The summer vibe is looser. We wear different types of clothes. We read different kinds of books, the beach reads if you will. And we watch certain types of movies. I’ve already seen one of my favorite movies of the year—Fast X, a rollercoaster in a movie theater—and canNOT wait until both Michael Kenton’s Batman and Harrison Ford’s Indiana Jones share the multiplexes for the first time since 1989. 

The clearly marked beginning and ending of summer also is the perfect time to do something creative, including writing. There are 99 days this summer—97 if you don’t include Memorial and Labor Day. Just imagine what you can do. Write a 99,000-word novel if you write 1,000 words per day. Or maybe two shorter works of, say, 45,000 words each. In the 14 weeks we get this year, you could write 14 short stories. Writing is merely a habit, and if you get into the habit of writing, it will be difficult to stop it.

— EXERCISE TASK A —
According to the text on summer writing, how many words would you write in total by writing 1,000 words per day across the summer?
— EXERCISE TASK B —
Continue the piece on summer writing from its final sentence.

— COLLECTED DATA —

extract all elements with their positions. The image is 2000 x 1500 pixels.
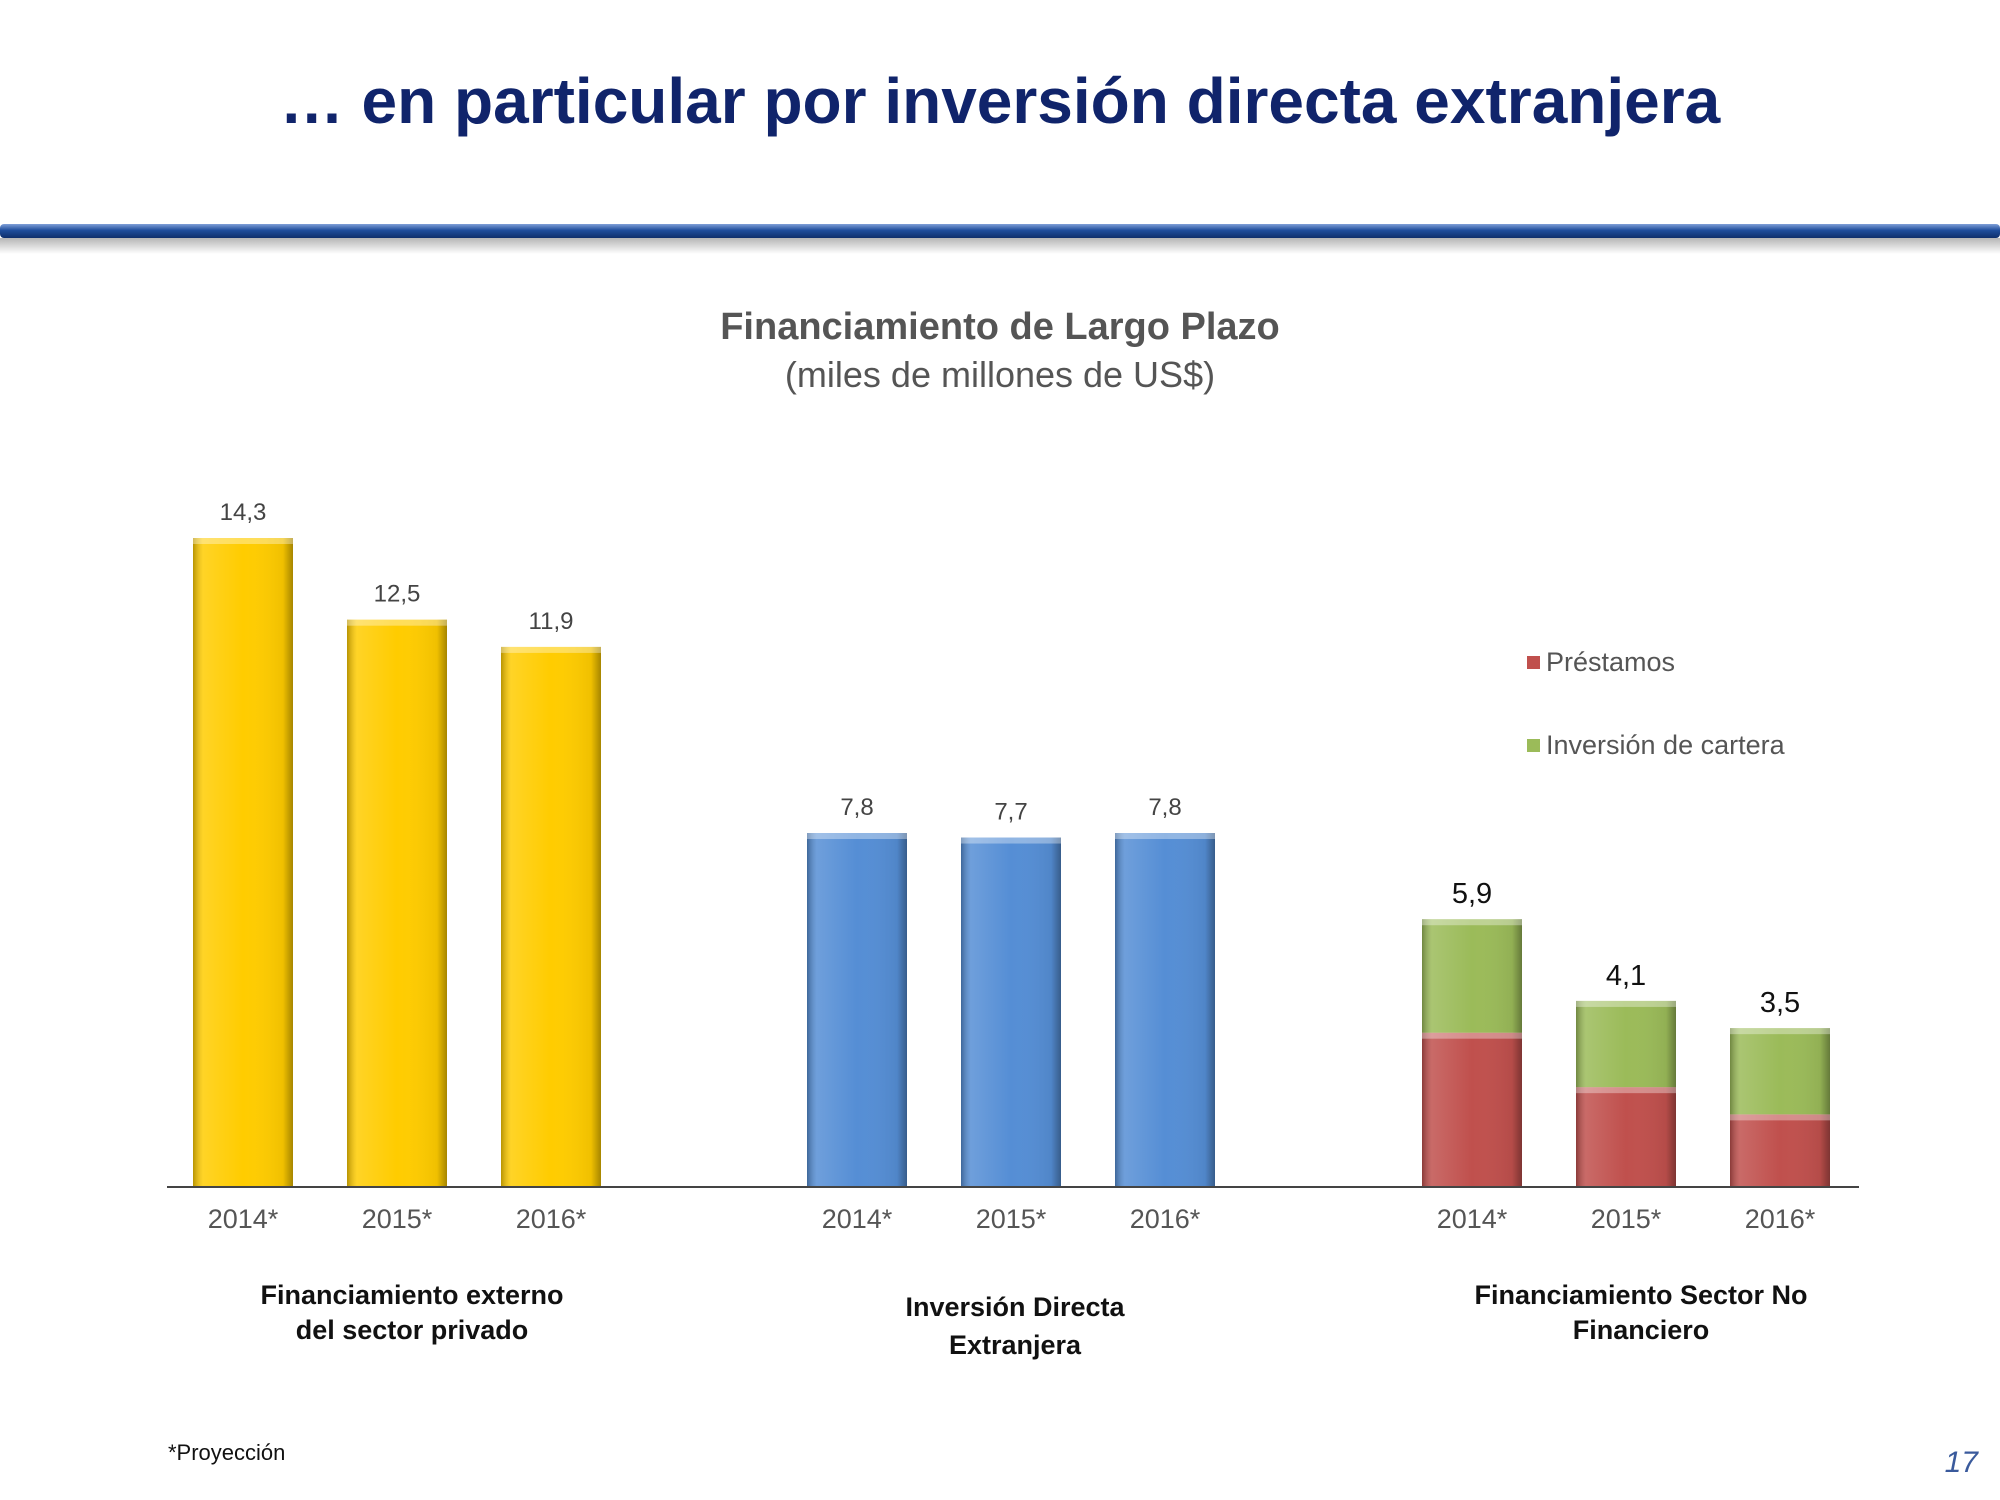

— FINAL RESULT A —
99,000 words.

— FINAL RESULT B —
Just imagine, come the Monday of Labor Day, the tremendous sense of accomplishment you’ll feel when you look back over Summer 2023 and marvel at what you’ve done. It’s just like your New Year’s Resolutions but for a shorter period of time.

Your Summer Resolutions

Come to think of it, why not think of them as Summer Resolutions. Or your Summer Goals List. 

So spend some time this weekend thinking about what you want to write or accomplish this summer. Make a list—on paper—hang it on the fridge, and look at it everyday. Then, each day, when you open the fridge, ask yourself if you have moved the needle forward on those goals. When you do the incremental daily work, the end result will be greater than you could imagine.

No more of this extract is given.